### AIM OF THE TASK
Say how many lines of the listing below contain "financial", giving the number and nothing else.

.....

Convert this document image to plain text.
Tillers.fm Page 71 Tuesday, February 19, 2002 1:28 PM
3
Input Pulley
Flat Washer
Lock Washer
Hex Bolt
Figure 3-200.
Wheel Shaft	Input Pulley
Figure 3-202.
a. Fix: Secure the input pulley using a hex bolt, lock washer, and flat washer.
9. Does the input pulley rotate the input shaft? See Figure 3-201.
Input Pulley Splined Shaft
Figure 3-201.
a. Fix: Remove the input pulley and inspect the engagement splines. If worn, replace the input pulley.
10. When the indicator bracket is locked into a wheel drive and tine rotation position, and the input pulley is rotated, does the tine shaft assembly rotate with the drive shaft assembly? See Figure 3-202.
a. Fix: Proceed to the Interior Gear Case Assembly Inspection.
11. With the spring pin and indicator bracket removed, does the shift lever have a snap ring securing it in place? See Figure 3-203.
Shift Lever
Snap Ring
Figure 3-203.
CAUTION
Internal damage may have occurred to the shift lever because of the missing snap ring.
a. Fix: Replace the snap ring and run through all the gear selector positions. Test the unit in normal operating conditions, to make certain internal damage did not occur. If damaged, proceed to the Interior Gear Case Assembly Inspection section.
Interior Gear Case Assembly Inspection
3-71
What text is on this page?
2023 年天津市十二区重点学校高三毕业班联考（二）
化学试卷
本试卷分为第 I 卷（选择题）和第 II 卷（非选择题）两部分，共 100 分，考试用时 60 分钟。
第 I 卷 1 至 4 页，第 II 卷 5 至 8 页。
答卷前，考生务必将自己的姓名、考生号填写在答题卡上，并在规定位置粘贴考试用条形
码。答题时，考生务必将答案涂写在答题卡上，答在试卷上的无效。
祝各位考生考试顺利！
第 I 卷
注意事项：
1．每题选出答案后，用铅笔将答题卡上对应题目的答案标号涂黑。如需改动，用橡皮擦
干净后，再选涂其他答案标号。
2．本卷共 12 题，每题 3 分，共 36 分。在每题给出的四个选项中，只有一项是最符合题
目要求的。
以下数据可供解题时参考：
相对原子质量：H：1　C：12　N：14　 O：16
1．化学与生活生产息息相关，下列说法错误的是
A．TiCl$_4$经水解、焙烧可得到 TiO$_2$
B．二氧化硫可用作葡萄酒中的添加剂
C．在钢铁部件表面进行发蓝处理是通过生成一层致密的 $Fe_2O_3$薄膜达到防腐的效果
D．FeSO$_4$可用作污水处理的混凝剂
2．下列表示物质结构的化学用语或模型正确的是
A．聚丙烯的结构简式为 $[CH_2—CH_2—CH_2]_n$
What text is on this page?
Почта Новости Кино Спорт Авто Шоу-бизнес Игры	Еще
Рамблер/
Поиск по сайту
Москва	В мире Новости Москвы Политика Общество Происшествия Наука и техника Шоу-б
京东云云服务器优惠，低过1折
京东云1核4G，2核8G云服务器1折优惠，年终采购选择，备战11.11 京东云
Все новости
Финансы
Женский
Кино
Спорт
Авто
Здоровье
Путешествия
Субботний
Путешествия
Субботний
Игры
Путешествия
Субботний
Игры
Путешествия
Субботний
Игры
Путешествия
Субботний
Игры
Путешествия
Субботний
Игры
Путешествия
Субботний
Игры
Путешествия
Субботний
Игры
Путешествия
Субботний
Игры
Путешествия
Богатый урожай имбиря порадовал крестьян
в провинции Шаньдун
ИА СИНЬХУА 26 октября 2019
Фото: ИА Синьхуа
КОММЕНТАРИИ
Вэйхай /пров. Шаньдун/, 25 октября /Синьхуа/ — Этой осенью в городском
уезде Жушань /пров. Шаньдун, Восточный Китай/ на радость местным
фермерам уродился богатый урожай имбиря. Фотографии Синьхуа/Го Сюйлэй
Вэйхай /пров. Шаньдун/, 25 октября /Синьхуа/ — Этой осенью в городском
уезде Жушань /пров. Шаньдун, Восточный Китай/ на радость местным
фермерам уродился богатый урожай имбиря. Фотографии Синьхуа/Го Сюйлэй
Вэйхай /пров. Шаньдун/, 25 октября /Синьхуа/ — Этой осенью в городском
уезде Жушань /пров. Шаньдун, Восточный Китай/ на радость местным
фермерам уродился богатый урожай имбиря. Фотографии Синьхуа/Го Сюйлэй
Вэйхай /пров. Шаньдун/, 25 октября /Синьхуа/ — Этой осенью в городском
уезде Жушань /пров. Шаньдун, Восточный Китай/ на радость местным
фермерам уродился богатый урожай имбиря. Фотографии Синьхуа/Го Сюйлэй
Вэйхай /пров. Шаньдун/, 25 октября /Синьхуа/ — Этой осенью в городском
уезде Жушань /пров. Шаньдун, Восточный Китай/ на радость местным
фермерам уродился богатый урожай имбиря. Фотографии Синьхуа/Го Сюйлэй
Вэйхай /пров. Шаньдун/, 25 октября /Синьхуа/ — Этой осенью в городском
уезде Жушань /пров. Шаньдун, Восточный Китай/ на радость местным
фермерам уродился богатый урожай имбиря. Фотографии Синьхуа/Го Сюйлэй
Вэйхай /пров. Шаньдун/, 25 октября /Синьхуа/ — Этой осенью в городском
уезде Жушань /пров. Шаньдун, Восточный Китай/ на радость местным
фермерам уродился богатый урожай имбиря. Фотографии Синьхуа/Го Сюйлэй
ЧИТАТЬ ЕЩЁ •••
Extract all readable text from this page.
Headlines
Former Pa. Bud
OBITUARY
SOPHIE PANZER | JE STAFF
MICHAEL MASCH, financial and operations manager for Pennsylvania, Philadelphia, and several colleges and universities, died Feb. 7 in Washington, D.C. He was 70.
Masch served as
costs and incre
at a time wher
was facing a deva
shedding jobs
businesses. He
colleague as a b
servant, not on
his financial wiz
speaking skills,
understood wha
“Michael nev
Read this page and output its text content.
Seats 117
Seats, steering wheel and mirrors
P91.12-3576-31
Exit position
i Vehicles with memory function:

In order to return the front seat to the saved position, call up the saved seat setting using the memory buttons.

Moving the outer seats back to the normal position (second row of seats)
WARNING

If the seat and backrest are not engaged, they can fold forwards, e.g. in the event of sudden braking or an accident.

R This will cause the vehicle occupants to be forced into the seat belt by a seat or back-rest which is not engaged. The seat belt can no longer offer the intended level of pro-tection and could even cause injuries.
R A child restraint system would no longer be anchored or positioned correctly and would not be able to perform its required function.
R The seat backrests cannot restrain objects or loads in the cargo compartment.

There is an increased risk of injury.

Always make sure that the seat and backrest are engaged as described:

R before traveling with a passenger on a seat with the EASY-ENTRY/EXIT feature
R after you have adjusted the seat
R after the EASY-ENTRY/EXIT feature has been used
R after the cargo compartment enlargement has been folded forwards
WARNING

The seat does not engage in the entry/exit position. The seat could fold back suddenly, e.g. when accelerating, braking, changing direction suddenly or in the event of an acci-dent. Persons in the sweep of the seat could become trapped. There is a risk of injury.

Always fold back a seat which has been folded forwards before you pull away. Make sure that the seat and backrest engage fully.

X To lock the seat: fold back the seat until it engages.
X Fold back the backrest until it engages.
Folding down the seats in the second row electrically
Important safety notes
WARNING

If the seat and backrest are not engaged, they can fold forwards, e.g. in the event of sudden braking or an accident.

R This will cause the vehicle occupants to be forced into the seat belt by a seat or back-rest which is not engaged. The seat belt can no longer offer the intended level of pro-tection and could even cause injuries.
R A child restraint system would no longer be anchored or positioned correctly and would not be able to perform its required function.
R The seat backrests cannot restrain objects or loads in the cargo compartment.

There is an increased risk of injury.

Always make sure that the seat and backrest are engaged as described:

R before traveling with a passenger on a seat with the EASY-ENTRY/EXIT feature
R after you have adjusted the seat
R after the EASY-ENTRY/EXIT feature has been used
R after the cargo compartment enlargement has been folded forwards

.....

### EXPECTED OUTPUT
2